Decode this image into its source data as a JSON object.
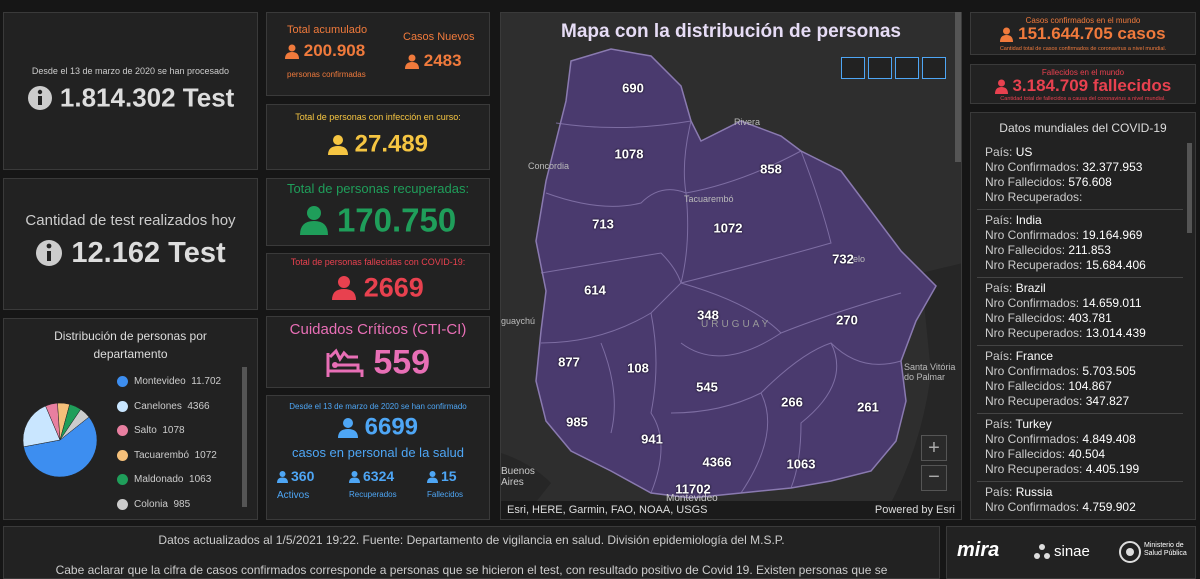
{
  "tests_total": {
    "caption": "Desde el 13 de marzo de 2020 se han procesado",
    "value": "1.814.302 Test"
  },
  "tests_today": {
    "caption": "Cantidad de test realizados hoy",
    "value": "12.162 Test"
  },
  "cases": {
    "total_label": "Total acumulado",
    "total": "200.908",
    "total_sub": "personas confirmadas",
    "new_label": "Casos Nuevos",
    "new": "2483"
  },
  "active": {
    "label": "Total de personas con infección en curso:",
    "value": "27.489"
  },
  "recovered": {
    "label": "Total de personas recuperadas:",
    "value": "170.750"
  },
  "deaths": {
    "label": "Total de personas fallecidas con COVID-19:",
    "value": "2669"
  },
  "critical": {
    "label": "Cuidados Críticos (CTI-CI)",
    "value": "559"
  },
  "health_staff": {
    "caption": "Desde el 13 de marzo de 2020 se han confirmado",
    "value": "6699",
    "label": "casos en personal de la salud",
    "stats": [
      {
        "value": "360",
        "label": "Activos"
      },
      {
        "value": "6324",
        "label": "Recuperados"
      },
      {
        "value": "15",
        "label": "Fallecidos"
      }
    ]
  },
  "map": {
    "title": "Mapa con la distribución de personas",
    "attribution": "Esri, HERE, Garmin, FAO, NOAA, USGS",
    "powered": "Powered by Esri",
    "counts": [
      "690",
      "1078",
      "858",
      "713",
      "1072",
      "732",
      "614",
      "348",
      "270",
      "877",
      "108",
      "545",
      "266",
      "261",
      "985",
      "941",
      "4366",
      "1063",
      "11702"
    ],
    "places": [
      "Rivera",
      "Concordia",
      "Tacuarembó",
      "elo",
      "guaychú",
      "URUGUAY",
      "Santa Vitória do Palmar",
      "Buenos Aires",
      "Montevideo"
    ]
  },
  "world_cases": {
    "label": "Casos confirmados en el mundo",
    "value": "151.644.705 casos",
    "note": "Cantidad total de casos confirmados de coronavirus a nivel mundial."
  },
  "world_deaths": {
    "label": "Fallecidos en el mundo",
    "value": "3.184.709 fallecidos",
    "note": "Cantidad total de fallecidos a causa del coronavirus a nivel mundial."
  },
  "world_list": {
    "title": "Datos mundiales del COVID-19",
    "field_labels": {
      "country": "País:",
      "confirmed": "Nro Confirmados:",
      "deaths": "Nro Fallecidos:",
      "recovered": "Nro Recuperados:"
    },
    "countries": [
      {
        "country": "US",
        "confirmed": "32.377.953",
        "deaths": "576.608",
        "recovered": ""
      },
      {
        "country": "India",
        "confirmed": "19.164.969",
        "deaths": "211.853",
        "recovered": "15.684.406"
      },
      {
        "country": "Brazil",
        "confirmed": "14.659.011",
        "deaths": "403.781",
        "recovered": "13.014.439"
      },
      {
        "country": "France",
        "confirmed": "5.703.505",
        "deaths": "104.867",
        "recovered": "347.827"
      },
      {
        "country": "Turkey",
        "confirmed": "4.849.408",
        "deaths": "40.504",
        "recovered": "4.405.199"
      },
      {
        "country": "Russia",
        "confirmed": "4.759.902"
      }
    ]
  },
  "chart_data": {
    "type": "pie",
    "title": "Distribución de personas por departamento",
    "categories": [
      "Montevideo",
      "Canelones",
      "Salto",
      "Tacuarembó",
      "Maldonado",
      "Colonia"
    ],
    "values": [
      11702,
      4366,
      1078,
      1072,
      1063,
      985
    ],
    "value_labels": [
      "11.702",
      "4366",
      "1078",
      "1072",
      "1063",
      "985"
    ],
    "colors": [
      "#3d8ef0",
      "#c9e6ff",
      "#e87fa0",
      "#f5c07a",
      "#1f9e5a",
      "#cccccc"
    ]
  },
  "footer": {
    "line1": "Datos actualizados al 1/5/2021 19:22. Fuente: Departamento de vigilancia en salud. División epidemiología del M.S.P.",
    "line2": "Cabe aclarar que la cifra de casos confirmados corresponde a personas que se hicieron el test, con resultado positivo de Covid 19. Existen personas que se",
    "logos": [
      "mira",
      "sinae",
      "Ministerio de Salud Pública"
    ]
  }
}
=======
Reproduce the entries above exactly, though not their pictures.

__RESPONSE__:
Decode this image into its source data as a JSON object.
{
  "tests_total": {
    "caption": "Desde el 13 de marzo de 2020 se han procesado",
    "value": "1.814.302 Test"
  },
  "tests_today": {
    "caption": "Cantidad de test realizados hoy",
    "value": "12.162 Test"
  },
  "cases": {
    "total_label": "Total acumulado",
    "total": "200.908",
    "total_sub": "personas confirmadas",
    "new_label": "Casos Nuevos",
    "new": "2483"
  },
  "active": {
    "label": "Total de personas con infección en curso:",
    "value": "27.489"
  },
  "recovered": {
    "label": "Total de personas recuperadas:",
    "value": "170.750"
  },
  "deaths": {
    "label": "Total de personas fallecidas con COVID-19:",
    "value": "2669"
  },
  "critical": {
    "label": "Cuidados Críticos (CTI-CI)",
    "value": "559"
  },
  "health_staff": {
    "caption": "Desde el 13 de marzo de 2020 se han confirmado",
    "value": "6699",
    "label": "casos en personal de la salud",
    "stats": [
      {
        "value": "360",
        "label": "Activos"
      },
      {
        "value": "6324",
        "label": "Recuperados"
      },
      {
        "value": "15",
        "label": "Fallecidos"
      }
    ]
  },
  "map": {
    "title": "Mapa con la distribución de personas",
    "attribution": "Esri, HERE, Garmin, FAO, NOAA, USGS",
    "powered": "Powered by Esri",
    "counts": [
      "690",
      "1078",
      "858",
      "713",
      "1072",
      "732",
      "614",
      "348",
      "270",
      "877",
      "108",
      "545",
      "266",
      "261",
      "985",
      "941",
      "4366",
      "1063",
      "11702"
    ],
    "places": [
      "Rivera",
      "Concordia",
      "Tacuarembó",
      "elo",
      "guaychú",
      "URUGUAY",
      "Santa Vitória do Palmar",
      "Buenos Aires",
      "Montevideo"
    ]
  },
  "world_cases": {
    "label": "Casos confirmados en el mundo",
    "value": "151.644.705 casos",
    "note": "Cantidad total de casos confirmados de coronavirus a nivel mundial."
  },
  "world_deaths": {
    "label": "Fallecidos en el mundo",
    "value": "3.184.709 fallecidos",
    "note": "Cantidad total de fallecidos a causa del coronavirus a nivel mundial."
  },
  "world_list": {
    "title": "Datos mundiales del COVID-19",
    "field_labels": {
      "country": "País:",
      "confirmed": "Nro Confirmados:",
      "deaths": "Nro Fallecidos:",
      "recovered": "Nro Recuperados:"
    },
    "countries": [
      {
        "country": "US",
        "confirmed": "32.377.953",
        "deaths": "576.608",
        "recovered": ""
      },
      {
        "country": "India",
        "confirmed": "19.164.969",
        "deaths": "211.853",
        "recovered": "15.684.406"
      },
      {
        "country": "Brazil",
        "confirmed": "14.659.011",
        "deaths": "403.781",
        "recovered": "13.014.439"
      },
      {
        "country": "France",
        "confirmed": "5.703.505",
        "deaths": "104.867",
        "recovered": "347.827"
      },
      {
        "country": "Turkey",
        "confirmed": "4.849.408",
        "deaths": "40.504",
        "recovered": "4.405.199"
      },
      {
        "country": "Russia",
        "confirmed": "4.759.902"
      }
    ]
  },
  "chart_data": {
    "type": "pie",
    "title": "Distribución de personas por departamento",
    "categories": [
      "Montevideo",
      "Canelones",
      "Salto",
      "Tacuarembó",
      "Maldonado",
      "Colonia"
    ],
    "values": [
      11702,
      4366,
      1078,
      1072,
      1063,
      985
    ],
    "value_labels": [
      "11.702",
      "4366",
      "1078",
      "1072",
      "1063",
      "985"
    ],
    "colors": [
      "#3d8ef0",
      "#c9e6ff",
      "#e87fa0",
      "#f5c07a",
      "#1f9e5a",
      "#cccccc"
    ]
  },
  "footer": {
    "line1": "Datos actualizados al 1/5/2021 19:22. Fuente: Departamento de vigilancia en salud. División epidemiología del M.S.P.",
    "line2": "Cabe aclarar que la cifra de casos confirmados corresponde a personas que se hicieron el test, con resultado positivo de Covid 19. Existen personas que se",
    "logos": [
      "mira",
      "sinae",
      "Ministerio de Salud Pública"
    ]
  }
}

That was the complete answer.